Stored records
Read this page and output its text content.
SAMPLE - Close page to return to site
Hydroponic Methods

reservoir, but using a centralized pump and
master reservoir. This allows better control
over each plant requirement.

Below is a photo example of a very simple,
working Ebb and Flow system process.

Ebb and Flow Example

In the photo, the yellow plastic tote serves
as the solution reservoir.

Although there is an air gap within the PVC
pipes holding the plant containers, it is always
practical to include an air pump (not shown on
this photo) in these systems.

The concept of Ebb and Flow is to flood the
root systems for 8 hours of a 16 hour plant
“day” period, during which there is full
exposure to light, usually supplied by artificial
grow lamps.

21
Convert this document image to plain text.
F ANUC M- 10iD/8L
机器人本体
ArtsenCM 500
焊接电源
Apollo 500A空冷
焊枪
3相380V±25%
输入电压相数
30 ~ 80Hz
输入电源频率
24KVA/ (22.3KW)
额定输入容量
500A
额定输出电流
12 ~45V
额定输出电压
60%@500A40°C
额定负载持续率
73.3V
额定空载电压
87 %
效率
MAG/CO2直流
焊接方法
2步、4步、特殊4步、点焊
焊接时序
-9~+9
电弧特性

_What the task requires:_ Search the data above for lines holding "page" and copy each of them.

_Response below:_
Read this page and output its text content.
SAMPLE - Close page to return to site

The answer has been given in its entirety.